PROBLEM TO WORK ON >>
Copy all of the material below exactly.

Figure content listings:
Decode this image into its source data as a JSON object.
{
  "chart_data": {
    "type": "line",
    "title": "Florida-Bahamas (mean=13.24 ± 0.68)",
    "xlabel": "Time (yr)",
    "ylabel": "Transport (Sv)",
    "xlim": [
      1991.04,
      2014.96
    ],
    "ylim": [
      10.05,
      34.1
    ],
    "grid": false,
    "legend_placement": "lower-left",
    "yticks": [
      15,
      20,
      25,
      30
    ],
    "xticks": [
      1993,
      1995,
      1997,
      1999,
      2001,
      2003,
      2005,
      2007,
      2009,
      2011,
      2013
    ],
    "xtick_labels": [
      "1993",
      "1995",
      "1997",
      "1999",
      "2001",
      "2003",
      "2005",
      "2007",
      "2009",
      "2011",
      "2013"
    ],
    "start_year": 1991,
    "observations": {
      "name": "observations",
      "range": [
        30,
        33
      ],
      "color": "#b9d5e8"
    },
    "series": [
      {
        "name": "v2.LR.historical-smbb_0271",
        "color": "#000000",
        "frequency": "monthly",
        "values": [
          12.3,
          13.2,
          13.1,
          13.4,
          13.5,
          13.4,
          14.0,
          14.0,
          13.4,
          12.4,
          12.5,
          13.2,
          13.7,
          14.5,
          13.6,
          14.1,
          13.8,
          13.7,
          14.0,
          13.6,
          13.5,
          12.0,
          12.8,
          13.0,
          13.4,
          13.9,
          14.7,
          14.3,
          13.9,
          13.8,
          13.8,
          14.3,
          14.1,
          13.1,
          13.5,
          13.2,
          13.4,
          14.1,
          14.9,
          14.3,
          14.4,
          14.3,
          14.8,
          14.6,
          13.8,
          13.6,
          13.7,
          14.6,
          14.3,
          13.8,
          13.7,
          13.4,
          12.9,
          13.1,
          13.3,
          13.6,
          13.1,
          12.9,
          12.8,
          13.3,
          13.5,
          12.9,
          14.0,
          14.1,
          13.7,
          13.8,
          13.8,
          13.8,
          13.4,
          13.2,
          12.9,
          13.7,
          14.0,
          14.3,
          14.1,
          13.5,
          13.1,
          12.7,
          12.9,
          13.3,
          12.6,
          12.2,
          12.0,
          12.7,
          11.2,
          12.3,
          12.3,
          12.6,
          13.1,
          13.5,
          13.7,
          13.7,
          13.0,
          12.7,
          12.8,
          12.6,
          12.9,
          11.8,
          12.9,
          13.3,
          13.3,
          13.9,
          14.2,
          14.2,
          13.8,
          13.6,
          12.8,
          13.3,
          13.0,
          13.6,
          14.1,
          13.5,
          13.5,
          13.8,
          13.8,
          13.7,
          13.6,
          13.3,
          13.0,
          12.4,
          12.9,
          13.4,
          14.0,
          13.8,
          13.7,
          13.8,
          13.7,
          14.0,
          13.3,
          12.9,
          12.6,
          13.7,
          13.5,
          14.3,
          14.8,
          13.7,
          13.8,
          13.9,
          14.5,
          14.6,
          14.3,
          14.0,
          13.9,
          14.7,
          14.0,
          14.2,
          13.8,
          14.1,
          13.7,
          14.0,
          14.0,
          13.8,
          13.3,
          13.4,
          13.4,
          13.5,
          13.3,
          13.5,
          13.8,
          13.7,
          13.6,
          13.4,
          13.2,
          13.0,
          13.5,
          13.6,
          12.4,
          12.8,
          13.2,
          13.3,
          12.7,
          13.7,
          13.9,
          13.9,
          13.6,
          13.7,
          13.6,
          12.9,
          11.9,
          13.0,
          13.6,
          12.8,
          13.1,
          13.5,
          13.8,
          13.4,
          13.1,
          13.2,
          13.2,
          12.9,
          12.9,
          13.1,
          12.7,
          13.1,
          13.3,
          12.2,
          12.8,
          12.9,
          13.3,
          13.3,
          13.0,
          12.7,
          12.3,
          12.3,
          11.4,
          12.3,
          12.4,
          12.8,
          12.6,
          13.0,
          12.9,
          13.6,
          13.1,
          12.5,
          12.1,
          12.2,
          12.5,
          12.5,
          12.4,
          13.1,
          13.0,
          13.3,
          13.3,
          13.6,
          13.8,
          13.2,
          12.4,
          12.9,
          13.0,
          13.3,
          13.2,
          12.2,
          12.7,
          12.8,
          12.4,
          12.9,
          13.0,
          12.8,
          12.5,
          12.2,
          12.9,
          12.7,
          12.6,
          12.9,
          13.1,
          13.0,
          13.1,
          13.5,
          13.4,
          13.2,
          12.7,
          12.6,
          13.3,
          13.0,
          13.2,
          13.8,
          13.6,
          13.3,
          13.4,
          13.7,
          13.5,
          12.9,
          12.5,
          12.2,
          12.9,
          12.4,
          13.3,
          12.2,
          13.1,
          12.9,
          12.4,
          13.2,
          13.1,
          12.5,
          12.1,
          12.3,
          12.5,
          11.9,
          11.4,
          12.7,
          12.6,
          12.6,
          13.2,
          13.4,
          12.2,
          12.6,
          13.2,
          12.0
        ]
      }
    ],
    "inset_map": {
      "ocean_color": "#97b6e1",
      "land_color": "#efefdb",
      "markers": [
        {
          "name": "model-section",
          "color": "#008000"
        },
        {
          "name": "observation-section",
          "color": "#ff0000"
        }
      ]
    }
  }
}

FULL RESPONSE >>
Decode this image into its source data as a JSON object.
{
  "chart_data": {
    "type": "line",
    "title": "Florida-Bahamas (mean=13.24 ± 0.68)",
    "xlabel": "Time (yr)",
    "ylabel": "Transport (Sv)",
    "xlim": [
      1991.04,
      2014.96
    ],
    "ylim": [
      10.05,
      34.1
    ],
    "grid": false,
    "legend_placement": "lower-left",
    "yticks": [
      15,
      20,
      25,
      30
    ],
    "xticks": [
      1993,
      1995,
      1997,
      1999,
      2001,
      2003,
      2005,
      2007,
      2009,
      2011,
      2013
    ],
    "xtick_labels": [
      "1993",
      "1995",
      "1997",
      "1999",
      "2001",
      "2003",
      "2005",
      "2007",
      "2009",
      "2011",
      "2013"
    ],
    "start_year": 1991,
    "observations": {
      "name": "observations",
      "range": [
        30,
        33
      ],
      "color": "#b9d5e8"
    },
    "series": [
      {
        "name": "v2.LR.historical-smbb_0271",
        "color": "#000000",
        "frequency": "monthly",
        "values": [
          12.3,
          13.2,
          13.1,
          13.4,
          13.5,
          13.4,
          14.0,
          14.0,
          13.4,
          12.4,
          12.5,
          13.2,
          13.7,
          14.5,
          13.6,
          14.1,
          13.8,
          13.7,
          14.0,
          13.6,
          13.5,
          12.0,
          12.8,
          13.0,
          13.4,
          13.9,
          14.7,
          14.3,
          13.9,
          13.8,
          13.8,
          14.3,
          14.1,
          13.1,
          13.5,
          13.2,
          13.4,
          14.1,
          14.9,
          14.3,
          14.4,
          14.3,
          14.8,
          14.6,
          13.8,
          13.6,
          13.7,
          14.6,
          14.3,
          13.8,
          13.7,
          13.4,
          12.9,
          13.1,
          13.3,
          13.6,
          13.1,
          12.9,
          12.8,
          13.3,
          13.5,
          12.9,
          14.0,
          14.1,
          13.7,
          13.8,
          13.8,
          13.8,
          13.4,
          13.2,
          12.9,
          13.7,
          14.0,
          14.3,
          14.1,
          13.5,
          13.1,
          12.7,
          12.9,
          13.3,
          12.6,
          12.2,
          12.0,
          12.7,
          11.2,
          12.3,
          12.3,
          12.6,
          13.1,
          13.5,
          13.7,
          13.7,
          13.0,
          12.7,
          12.8,
          12.6,
          12.9,
          11.8,
          12.9,
          13.3,
          13.3,
          13.9,
          14.2,
          14.2,
          13.8,
          13.6,
          12.8,
          13.3,
          13.0,
          13.6,
          14.1,
          13.5,
          13.5,
          13.8,
          13.8,
          13.7,
          13.6,
          13.3,
          13.0,
          12.4,
          12.9,
          13.4,
          14.0,
          13.8,
          13.7,
          13.8,
          13.7,
          14.0,
          13.3,
          12.9,
          12.6,
          13.7,
          13.5,
          14.3,
          14.8,
          13.7,
          13.8,
          13.9,
          14.5,
          14.6,
          14.3,
          14.0,
          13.9,
          14.7,
          14.0,
          14.2,
          13.8,
          14.1,
          13.7,
          14.0,
          14.0,
          13.8,
          13.3,
          13.4,
          13.4,
          13.5,
          13.3,
          13.5,
          13.8,
          13.7,
          13.6,
          13.4,
          13.2,
          13.0,
          13.5,
          13.6,
          12.4,
          12.8,
          13.2,
          13.3,
          12.7,
          13.7,
          13.9,
          13.9,
          13.6,
          13.7,
          13.6,
          12.9,
          11.9,
          13.0,
          13.6,
          12.8,
          13.1,
          13.5,
          13.8,
          13.4,
          13.1,
          13.2,
          13.2,
          12.9,
          12.9,
          13.1,
          12.7,
          13.1,
          13.3,
          12.2,
          12.8,
          12.9,
          13.3,
          13.3,
          13.0,
          12.7,
          12.3,
          12.3,
          11.4,
          12.3,
          12.4,
          12.8,
          12.6,
          13.0,
          12.9,
          13.6,
          13.1,
          12.5,
          12.1,
          12.2,
          12.5,
          12.5,
          12.4,
          13.1,
          13.0,
          13.3,
          13.3,
          13.6,
          13.8,
          13.2,
          12.4,
          12.9,
          13.0,
          13.3,
          13.2,
          12.2,
          12.7,
          12.8,
          12.4,
          12.9,
          13.0,
          12.8,
          12.5,
          12.2,
          12.9,
          12.7,
          12.6,
          12.9,
          13.1,
          13.0,
          13.1,
          13.5,
          13.4,
          13.2,
          12.7,
          12.6,
          13.3,
          13.0,
          13.2,
          13.8,
          13.6,
          13.3,
          13.4,
          13.7,
          13.5,
          12.9,
          12.5,
          12.2,
          12.9,
          12.4,
          13.3,
          12.2,
          13.1,
          12.9,
          12.4,
          13.2,
          13.1,
          12.5,
          12.1,
          12.3,
          12.5,
          11.9,
          11.4,
          12.7,
          12.6,
          12.6,
          13.2,
          13.4,
          12.2,
          12.6,
          13.2,
          12.0
        ]
      }
    ],
    "inset_map": {
      "ocean_color": "#97b6e1",
      "land_color": "#efefdb",
      "markers": [
        {
          "name": "model-section",
          "color": "#008000"
        },
        {
          "name": "observation-section",
          "color": "#ff0000"
        }
      ]
    }
  }
}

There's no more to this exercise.